→ **REQUIRED WORK**
Copy out all the lines in the records that include the word "color".

→ **DATA PROVIDED**
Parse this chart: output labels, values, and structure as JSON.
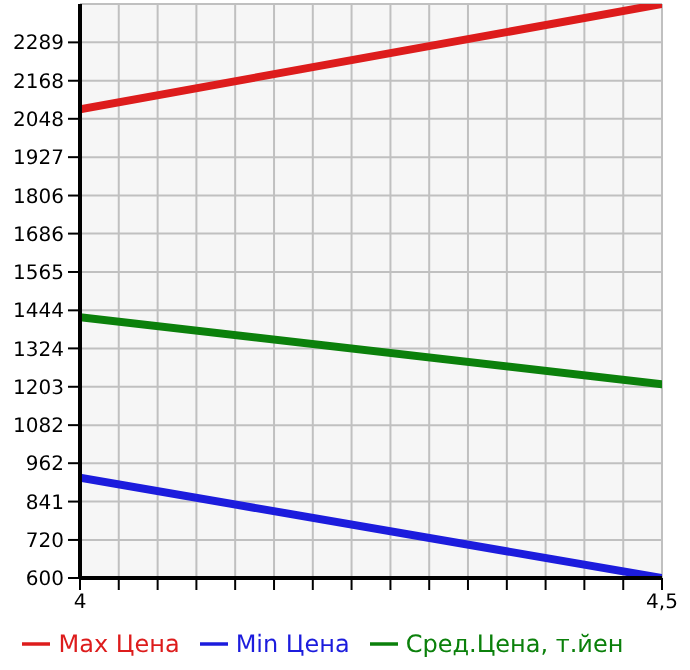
{
  "chart_data": {
    "type": "line",
    "x": [
      4,
      4.5
    ],
    "series": [
      {
        "name": "Max Цена",
        "color": "#dd1c1c",
        "values": [
          2078,
          2410
        ]
      },
      {
        "name": "Min Цена",
        "color": "#1c1cdd",
        "values": [
          916,
          600
        ]
      },
      {
        "name": "Сред.Цена, т.йен",
        "color": "#0b800b",
        "values": [
          1422,
          1211
        ]
      }
    ],
    "xlim": [
      4,
      4.5
    ],
    "xticks": [
      4,
      {
        "value": 4.0333,
        "label": null
      },
      {
        "value": 4.0667,
        "label": null
      },
      {
        "value": 4.1,
        "label": null
      },
      {
        "value": 4.1333,
        "label": null
      },
      {
        "value": 4.1667,
        "label": null
      },
      {
        "value": 4.2,
        "label": null
      },
      {
        "value": 4.2333,
        "label": null
      },
      {
        "value": 4.2667,
        "label": null
      },
      {
        "value": 4.3,
        "label": null
      },
      {
        "value": 4.3333,
        "label": null
      },
      {
        "value": 4.3667,
        "label": null
      },
      {
        "value": 4.4,
        "label": null
      },
      {
        "value": 4.4333,
        "label": null
      },
      {
        "value": 4.4667,
        "label": null
      },
      {
        "value": 4.5,
        "label": "4,5"
      }
    ],
    "ylim": [
      600,
      2410
    ],
    "yticks": [
      600,
      720,
      841,
      962,
      1082,
      1203,
      1324,
      1444,
      1565,
      1686,
      1806,
      1927,
      2048,
      2168,
      2289
    ],
    "grid": true,
    "legend": "bottom",
    "marker": "none",
    "line_style": "solid"
  }
}
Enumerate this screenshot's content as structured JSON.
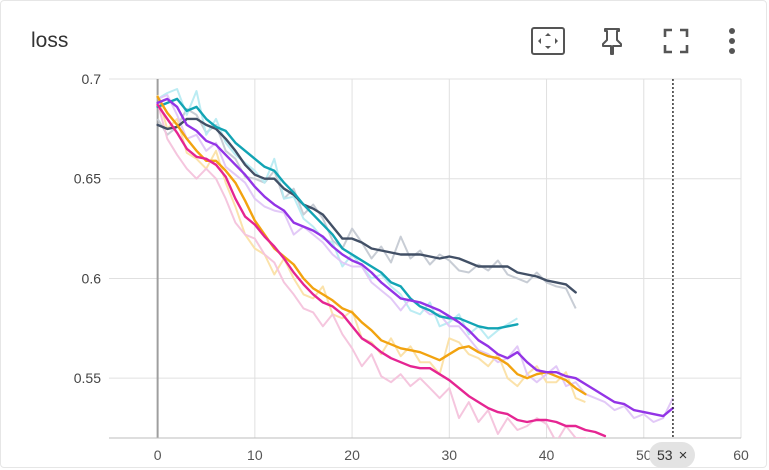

→ **THE RESPONSE**
        "color": "#dd1c1c",
        "color": "#1c1cdd",
        "color": "#0b800b",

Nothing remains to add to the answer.